Problem to work on — Retype the rows starting at the line that contains "cell-inspect[interactable] — [813, 267, 886, 288]" and ending at the line that contains "cell-code[interactable] — [54, 330, 151, 351]", including both of those lines, with no character changed.

Excerpt from a data file —
::::::::::

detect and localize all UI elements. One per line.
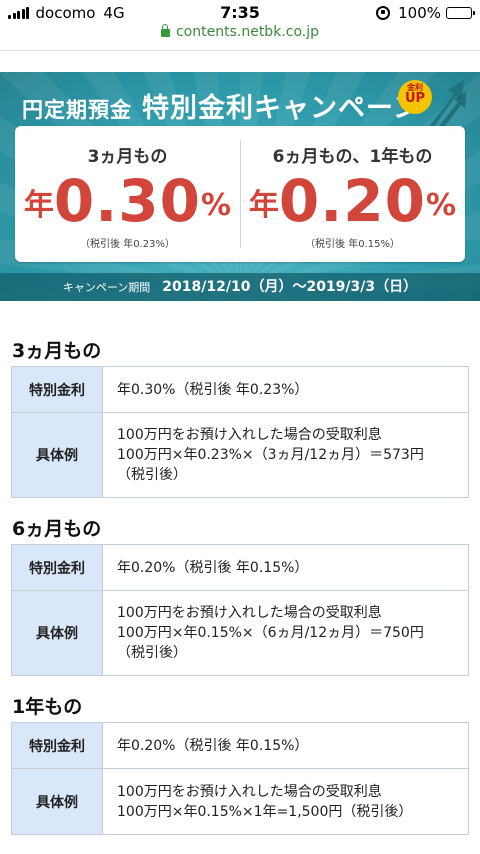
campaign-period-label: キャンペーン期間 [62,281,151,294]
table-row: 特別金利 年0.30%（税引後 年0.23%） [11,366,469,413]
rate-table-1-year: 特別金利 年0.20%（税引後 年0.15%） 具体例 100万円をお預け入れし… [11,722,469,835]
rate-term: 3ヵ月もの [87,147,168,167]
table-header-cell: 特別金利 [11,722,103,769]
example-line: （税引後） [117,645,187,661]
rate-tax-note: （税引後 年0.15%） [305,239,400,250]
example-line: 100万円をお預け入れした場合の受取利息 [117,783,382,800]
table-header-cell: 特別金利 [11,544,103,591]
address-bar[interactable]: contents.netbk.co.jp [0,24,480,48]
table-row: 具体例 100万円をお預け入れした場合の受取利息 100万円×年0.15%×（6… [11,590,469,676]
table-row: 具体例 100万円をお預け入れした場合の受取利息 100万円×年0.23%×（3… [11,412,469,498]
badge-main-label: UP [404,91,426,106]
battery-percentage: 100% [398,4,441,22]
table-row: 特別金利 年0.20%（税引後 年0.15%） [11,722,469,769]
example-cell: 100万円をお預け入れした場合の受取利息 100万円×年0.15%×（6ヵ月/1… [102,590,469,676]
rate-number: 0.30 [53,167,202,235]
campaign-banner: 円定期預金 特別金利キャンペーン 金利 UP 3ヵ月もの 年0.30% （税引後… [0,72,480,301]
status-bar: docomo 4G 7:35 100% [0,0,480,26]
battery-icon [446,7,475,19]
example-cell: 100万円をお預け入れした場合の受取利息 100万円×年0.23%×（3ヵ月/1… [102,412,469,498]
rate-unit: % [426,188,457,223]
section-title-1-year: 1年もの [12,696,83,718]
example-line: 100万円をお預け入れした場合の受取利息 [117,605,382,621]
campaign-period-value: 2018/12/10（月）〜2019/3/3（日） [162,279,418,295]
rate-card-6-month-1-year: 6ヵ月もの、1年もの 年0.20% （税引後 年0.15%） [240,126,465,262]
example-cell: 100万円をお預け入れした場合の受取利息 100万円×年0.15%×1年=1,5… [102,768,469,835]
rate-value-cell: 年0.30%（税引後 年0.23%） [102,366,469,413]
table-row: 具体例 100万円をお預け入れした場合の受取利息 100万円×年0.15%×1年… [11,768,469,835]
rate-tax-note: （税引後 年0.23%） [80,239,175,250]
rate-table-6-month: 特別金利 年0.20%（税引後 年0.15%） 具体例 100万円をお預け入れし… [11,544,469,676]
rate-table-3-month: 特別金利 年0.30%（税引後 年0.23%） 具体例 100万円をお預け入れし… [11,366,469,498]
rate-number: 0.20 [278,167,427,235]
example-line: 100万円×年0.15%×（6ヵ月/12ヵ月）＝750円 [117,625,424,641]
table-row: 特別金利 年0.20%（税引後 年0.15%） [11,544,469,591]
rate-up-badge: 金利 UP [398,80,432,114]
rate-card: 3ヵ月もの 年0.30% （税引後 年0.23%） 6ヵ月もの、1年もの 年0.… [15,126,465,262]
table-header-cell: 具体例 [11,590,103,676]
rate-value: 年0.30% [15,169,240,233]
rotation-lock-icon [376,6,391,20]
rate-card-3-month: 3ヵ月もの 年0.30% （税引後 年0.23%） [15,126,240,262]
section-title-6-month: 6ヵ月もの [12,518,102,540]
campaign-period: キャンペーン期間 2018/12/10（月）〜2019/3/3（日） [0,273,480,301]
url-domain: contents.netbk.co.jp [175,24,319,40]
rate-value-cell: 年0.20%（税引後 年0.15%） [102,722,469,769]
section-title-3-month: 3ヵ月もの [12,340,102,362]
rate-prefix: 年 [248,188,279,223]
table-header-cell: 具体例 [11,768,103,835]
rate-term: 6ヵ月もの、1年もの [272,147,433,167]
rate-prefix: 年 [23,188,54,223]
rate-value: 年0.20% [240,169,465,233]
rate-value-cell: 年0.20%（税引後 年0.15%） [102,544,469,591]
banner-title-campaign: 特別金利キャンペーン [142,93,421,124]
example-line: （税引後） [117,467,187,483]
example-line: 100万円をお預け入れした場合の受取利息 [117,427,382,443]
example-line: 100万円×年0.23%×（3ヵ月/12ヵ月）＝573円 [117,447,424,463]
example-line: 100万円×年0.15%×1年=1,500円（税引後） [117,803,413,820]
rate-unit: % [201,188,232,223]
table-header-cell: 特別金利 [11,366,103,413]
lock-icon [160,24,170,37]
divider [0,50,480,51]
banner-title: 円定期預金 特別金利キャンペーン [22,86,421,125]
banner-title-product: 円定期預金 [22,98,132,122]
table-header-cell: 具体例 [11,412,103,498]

::::::::::

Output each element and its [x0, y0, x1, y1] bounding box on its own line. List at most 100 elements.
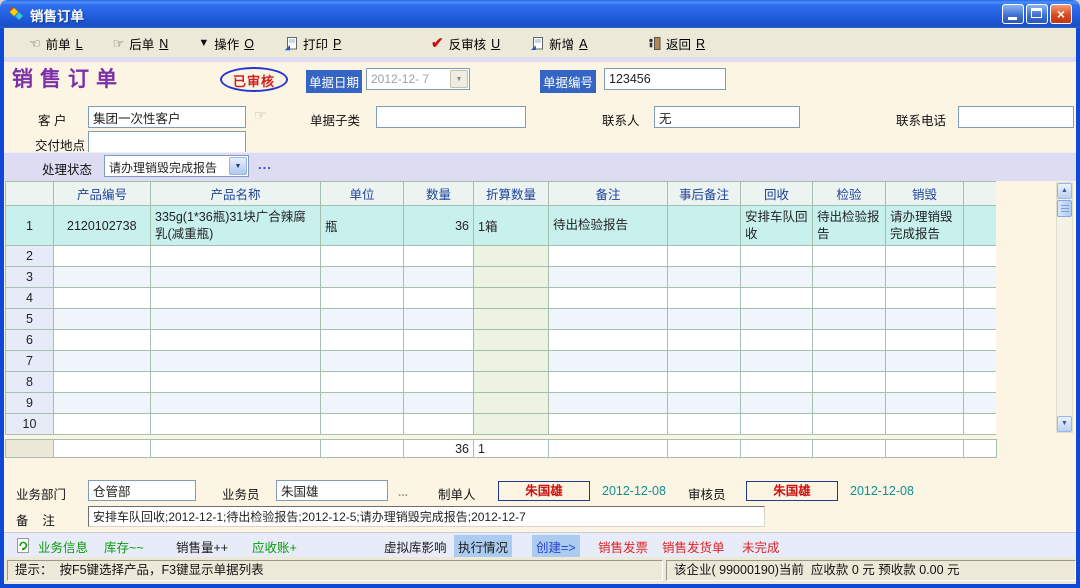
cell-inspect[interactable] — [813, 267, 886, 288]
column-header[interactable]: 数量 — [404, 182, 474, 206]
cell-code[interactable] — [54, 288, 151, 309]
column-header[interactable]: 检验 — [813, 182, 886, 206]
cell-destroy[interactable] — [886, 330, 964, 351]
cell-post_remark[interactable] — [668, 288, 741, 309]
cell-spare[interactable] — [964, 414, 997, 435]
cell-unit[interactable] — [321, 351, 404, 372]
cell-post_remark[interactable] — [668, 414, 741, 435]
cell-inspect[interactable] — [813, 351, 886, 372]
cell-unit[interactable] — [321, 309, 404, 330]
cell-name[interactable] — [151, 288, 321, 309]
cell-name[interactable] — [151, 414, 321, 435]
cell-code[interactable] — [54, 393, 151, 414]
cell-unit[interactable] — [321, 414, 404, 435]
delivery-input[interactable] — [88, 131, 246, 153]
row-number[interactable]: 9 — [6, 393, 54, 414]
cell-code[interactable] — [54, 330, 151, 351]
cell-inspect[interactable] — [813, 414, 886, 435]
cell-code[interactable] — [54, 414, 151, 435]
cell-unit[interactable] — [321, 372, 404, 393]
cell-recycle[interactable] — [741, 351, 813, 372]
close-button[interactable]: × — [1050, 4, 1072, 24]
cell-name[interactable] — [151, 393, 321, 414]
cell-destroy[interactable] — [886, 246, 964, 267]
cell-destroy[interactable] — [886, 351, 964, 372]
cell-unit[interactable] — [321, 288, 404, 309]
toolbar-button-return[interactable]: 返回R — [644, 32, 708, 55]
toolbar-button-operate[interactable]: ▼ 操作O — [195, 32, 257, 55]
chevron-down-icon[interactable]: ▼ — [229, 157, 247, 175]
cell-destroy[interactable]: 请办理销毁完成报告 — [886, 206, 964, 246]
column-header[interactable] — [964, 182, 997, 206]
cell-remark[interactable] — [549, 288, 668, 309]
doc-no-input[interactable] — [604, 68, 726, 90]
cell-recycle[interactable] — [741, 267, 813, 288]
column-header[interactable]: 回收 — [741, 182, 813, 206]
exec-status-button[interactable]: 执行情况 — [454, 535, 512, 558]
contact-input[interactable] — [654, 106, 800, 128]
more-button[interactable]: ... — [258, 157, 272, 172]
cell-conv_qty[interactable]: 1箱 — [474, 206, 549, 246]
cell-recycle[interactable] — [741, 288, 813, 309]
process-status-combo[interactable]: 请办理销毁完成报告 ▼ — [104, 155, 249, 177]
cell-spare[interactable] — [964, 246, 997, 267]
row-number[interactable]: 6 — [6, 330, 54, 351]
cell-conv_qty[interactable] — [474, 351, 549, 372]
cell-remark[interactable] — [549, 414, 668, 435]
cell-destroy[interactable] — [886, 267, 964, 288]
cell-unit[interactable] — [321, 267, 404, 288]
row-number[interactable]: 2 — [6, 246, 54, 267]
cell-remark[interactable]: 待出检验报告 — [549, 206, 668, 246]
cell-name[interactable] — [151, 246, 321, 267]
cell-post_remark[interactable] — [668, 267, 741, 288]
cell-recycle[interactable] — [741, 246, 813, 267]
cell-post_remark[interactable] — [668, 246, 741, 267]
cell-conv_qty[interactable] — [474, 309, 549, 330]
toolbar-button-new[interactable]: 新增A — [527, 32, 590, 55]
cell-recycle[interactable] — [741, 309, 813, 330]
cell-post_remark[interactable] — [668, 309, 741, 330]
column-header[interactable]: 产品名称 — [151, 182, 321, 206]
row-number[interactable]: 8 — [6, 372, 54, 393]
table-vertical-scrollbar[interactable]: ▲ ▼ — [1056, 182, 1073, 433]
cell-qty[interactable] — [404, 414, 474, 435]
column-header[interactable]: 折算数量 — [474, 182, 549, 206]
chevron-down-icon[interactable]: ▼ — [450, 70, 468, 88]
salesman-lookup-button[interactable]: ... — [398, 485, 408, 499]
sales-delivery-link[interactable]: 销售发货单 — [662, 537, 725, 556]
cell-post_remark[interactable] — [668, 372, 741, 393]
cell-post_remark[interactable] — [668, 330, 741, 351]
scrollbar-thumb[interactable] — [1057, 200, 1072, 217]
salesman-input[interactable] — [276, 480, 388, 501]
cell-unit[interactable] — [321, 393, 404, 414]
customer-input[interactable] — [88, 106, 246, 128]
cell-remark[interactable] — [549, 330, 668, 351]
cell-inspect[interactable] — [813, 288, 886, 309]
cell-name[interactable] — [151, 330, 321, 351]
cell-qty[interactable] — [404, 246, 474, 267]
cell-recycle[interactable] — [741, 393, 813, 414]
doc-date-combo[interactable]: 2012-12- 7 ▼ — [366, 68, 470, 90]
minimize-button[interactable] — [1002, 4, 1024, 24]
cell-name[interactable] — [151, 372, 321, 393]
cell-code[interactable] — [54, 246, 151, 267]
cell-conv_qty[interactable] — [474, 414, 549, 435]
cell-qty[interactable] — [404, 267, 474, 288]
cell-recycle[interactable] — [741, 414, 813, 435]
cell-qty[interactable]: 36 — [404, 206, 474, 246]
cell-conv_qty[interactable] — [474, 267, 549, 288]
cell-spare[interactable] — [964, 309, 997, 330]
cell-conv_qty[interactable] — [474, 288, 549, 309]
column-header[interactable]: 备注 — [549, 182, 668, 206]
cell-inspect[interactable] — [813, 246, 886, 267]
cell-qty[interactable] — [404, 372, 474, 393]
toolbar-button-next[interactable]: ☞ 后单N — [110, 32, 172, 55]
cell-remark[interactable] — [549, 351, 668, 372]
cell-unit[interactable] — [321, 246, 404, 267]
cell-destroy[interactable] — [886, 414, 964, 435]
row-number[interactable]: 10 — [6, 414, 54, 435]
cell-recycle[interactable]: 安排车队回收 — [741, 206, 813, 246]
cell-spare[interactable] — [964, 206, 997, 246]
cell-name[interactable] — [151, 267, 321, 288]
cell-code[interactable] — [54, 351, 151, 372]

::::::::::

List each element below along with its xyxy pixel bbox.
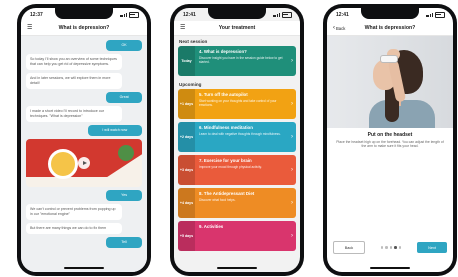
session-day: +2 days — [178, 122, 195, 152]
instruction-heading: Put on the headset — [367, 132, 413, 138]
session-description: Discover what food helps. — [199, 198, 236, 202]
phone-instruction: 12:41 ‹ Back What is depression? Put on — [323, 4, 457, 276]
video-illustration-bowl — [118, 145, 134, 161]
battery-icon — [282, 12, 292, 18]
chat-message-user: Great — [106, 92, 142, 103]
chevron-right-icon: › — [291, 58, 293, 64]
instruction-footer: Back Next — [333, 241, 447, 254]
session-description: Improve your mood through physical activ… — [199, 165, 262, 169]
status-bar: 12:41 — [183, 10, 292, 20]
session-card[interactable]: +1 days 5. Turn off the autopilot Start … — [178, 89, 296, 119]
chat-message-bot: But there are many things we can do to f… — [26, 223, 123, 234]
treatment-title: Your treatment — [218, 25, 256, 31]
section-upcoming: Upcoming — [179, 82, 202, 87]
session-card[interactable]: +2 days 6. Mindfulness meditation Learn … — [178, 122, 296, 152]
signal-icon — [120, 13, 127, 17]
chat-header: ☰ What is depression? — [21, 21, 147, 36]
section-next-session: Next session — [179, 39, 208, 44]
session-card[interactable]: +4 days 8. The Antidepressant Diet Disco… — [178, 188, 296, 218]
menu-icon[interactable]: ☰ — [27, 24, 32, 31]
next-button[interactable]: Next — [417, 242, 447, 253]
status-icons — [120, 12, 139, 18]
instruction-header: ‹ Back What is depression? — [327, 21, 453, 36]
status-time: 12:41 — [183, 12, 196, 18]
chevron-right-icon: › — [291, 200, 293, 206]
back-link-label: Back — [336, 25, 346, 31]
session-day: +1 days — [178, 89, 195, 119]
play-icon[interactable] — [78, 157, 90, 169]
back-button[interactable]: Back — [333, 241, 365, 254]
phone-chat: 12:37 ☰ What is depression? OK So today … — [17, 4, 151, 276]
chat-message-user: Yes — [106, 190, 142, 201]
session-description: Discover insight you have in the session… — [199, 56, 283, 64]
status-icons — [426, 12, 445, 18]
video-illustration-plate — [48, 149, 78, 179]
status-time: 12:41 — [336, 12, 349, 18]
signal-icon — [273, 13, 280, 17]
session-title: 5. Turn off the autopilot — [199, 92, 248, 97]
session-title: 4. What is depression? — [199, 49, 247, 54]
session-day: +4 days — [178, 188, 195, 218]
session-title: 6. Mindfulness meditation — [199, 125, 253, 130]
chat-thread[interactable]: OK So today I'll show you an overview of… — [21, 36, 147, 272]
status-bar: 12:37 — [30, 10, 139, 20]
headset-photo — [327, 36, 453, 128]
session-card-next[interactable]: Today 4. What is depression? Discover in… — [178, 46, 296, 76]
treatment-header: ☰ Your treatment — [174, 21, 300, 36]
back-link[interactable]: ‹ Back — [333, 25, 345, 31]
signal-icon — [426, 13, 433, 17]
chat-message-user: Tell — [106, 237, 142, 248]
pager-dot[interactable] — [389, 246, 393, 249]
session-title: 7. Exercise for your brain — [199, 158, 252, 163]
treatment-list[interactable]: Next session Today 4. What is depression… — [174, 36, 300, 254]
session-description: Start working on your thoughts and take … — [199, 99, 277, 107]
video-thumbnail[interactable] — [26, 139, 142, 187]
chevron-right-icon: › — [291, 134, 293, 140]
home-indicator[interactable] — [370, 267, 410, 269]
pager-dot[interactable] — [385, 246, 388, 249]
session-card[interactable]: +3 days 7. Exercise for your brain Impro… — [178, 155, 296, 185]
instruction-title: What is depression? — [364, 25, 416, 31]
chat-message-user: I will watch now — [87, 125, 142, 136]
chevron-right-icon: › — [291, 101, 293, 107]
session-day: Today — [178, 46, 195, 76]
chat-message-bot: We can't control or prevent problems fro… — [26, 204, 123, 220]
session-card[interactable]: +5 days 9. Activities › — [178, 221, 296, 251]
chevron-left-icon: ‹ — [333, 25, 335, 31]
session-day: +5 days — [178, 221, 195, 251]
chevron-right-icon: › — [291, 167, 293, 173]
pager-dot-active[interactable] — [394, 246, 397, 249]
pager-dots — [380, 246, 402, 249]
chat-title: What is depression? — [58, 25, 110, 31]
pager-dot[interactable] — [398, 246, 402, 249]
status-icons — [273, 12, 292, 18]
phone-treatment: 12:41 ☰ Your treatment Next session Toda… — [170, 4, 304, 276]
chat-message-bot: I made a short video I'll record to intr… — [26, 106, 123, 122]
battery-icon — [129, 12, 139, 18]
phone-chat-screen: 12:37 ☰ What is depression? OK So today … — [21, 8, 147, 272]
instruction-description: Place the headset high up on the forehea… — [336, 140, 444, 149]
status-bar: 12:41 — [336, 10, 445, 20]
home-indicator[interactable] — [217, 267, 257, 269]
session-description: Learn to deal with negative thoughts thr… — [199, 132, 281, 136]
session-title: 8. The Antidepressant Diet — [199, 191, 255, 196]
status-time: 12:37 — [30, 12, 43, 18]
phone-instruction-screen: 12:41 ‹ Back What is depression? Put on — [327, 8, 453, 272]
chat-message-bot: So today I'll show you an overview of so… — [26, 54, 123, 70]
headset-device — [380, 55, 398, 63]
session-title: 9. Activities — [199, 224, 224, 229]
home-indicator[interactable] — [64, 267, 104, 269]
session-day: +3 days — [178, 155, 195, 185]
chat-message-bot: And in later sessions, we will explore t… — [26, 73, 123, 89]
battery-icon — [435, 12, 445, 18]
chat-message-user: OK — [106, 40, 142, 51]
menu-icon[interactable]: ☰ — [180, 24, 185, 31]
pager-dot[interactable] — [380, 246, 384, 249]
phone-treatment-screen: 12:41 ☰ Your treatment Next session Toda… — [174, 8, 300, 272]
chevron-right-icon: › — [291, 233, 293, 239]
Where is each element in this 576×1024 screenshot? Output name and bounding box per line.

::::::::::

Solution to the exercise —
cell-inspect[interactable] — [813, 267, 886, 288]
column-header[interactable]: 数量 — [404, 182, 474, 206]
cell-code[interactable] — [54, 288, 151, 309]
column-header[interactable]: 检验 — [813, 182, 886, 206]
cell-destroy[interactable] — [886, 330, 964, 351]
cell-post_remark[interactable] — [668, 288, 741, 309]
cell-spare[interactable] — [964, 414, 997, 435]
cell-unit[interactable] — [321, 351, 404, 372]
cell-post_remark[interactable] — [668, 414, 741, 435]
cell-inspect[interactable] — [813, 351, 886, 372]
cell-unit[interactable] — [321, 309, 404, 330]
cell-name[interactable] — [151, 288, 321, 309]
cell-name[interactable] — [151, 414, 321, 435]
cell-code[interactable] — [54, 393, 151, 414]
cell-unit[interactable] — [321, 414, 404, 435]
delivery-input[interactable] — [88, 131, 246, 153]
row-number[interactable]: 9 — [6, 393, 54, 414]
cell-code[interactable] — [54, 330, 151, 351]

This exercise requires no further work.